▶ What the exercise asks: Put everything from the start of the data down to the line containing "affiliation-line-2: Universidad Nacional" into a Markdown table with the columns Row and Text, one numbered row per line and no rows for blank lines.

# # # # #

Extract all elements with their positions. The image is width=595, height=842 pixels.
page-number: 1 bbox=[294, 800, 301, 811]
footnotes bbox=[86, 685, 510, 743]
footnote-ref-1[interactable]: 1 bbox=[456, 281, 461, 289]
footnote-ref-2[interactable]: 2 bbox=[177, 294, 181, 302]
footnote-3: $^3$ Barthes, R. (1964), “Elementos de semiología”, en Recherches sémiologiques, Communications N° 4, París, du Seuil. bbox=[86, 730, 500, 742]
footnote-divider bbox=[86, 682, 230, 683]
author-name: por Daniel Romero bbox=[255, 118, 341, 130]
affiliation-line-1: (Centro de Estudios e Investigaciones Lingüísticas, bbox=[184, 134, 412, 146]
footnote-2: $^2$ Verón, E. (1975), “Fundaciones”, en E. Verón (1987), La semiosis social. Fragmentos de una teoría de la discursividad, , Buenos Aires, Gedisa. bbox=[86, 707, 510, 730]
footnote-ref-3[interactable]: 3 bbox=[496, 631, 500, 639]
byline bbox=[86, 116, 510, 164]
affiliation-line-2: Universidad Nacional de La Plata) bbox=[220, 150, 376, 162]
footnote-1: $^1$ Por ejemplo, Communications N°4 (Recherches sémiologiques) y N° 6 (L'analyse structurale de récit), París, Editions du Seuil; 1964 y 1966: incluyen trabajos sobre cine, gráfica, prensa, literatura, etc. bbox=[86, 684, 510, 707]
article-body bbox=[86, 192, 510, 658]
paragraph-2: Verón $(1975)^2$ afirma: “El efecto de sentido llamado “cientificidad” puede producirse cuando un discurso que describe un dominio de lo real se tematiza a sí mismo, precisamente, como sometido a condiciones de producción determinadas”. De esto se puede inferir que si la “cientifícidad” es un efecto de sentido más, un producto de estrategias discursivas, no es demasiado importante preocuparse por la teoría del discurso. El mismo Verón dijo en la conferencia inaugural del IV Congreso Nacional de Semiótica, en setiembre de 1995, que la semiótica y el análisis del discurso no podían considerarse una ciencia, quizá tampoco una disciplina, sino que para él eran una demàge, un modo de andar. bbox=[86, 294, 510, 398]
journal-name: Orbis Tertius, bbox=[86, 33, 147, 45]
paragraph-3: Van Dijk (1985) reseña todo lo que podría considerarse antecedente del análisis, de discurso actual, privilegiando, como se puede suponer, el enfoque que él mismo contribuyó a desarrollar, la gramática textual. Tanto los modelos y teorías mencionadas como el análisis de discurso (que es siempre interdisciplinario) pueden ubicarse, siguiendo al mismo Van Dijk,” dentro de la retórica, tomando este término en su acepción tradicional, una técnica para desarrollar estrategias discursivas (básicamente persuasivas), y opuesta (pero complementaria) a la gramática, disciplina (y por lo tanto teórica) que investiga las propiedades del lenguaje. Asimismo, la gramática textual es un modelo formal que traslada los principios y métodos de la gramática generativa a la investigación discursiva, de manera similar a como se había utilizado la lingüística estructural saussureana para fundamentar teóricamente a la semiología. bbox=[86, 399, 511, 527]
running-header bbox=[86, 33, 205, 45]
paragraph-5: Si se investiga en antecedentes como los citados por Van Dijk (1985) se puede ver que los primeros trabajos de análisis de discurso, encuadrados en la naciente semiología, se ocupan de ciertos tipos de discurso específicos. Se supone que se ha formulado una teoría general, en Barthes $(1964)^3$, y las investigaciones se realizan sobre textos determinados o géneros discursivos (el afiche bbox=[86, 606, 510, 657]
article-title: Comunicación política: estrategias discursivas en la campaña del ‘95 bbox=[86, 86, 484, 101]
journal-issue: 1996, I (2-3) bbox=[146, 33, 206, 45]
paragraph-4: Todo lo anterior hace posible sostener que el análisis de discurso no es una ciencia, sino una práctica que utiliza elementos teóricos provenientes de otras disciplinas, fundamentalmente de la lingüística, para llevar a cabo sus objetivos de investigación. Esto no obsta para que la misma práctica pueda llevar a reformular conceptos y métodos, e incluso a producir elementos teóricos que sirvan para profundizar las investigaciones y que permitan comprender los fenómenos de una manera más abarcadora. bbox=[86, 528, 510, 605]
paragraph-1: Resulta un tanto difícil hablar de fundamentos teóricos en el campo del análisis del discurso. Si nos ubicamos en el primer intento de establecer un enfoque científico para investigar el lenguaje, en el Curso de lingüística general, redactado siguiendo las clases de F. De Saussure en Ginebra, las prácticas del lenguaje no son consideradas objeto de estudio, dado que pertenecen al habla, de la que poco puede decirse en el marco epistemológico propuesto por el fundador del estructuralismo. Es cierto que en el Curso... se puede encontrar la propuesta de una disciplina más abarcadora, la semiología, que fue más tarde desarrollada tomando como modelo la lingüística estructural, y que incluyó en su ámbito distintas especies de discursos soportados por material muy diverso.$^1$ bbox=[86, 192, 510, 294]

# # # # #

▶ Response to the task:
| Row | Text |
|---|---|
| 1 | Extract all elements with their positions. The image is width=595, height=842 pixels. |
| 2 | page-number: 1 bbox=[294, 800, 301, 811] |
| 3 | footnotes bbox=[86, 685, 510, 743] |
| 4 | footnote-ref-1[interactable]: 1 bbox=[456, 281, 461, 289] |
| 5 | footnote-ref-2[interactable]: 2 bbox=[177, 294, 181, 302] |
| 6 | footnote-3: $^3$ Barthes, R. (1964), “Elementos de semiología”, en Recherches sémiologiques, Communications N° 4, París, du Seuil. bbox=[86, 730, 500, 742] |
| 7 | footnote-divider bbox=[86, 682, 230, 683] |
| 8 | author-name: por Daniel Romero bbox=[255, 118, 341, 130] |
| 9 | affiliation-line-1: (Centro de Estudios e Investigaciones Lingüísticas, bbox=[184, 134, 412, 146] |
| 10 | footnote-2: $^2$ Verón, E. (1975), “Fundaciones”, en E. Verón (1987), La semiosis social. Fragmentos de una teoría de la discursividad, , Buenos Aires, Gedisa. bbox=[86, 707, 510, 730] |
| 11 | footnote-ref-3[interactable]: 3 bbox=[496, 631, 500, 639] |
| 12 | byline bbox=[86, 116, 510, 164] |
| 13 | affiliation-line-2: Universidad Nacional de La Plata) bbox=[220, 150, 376, 162] |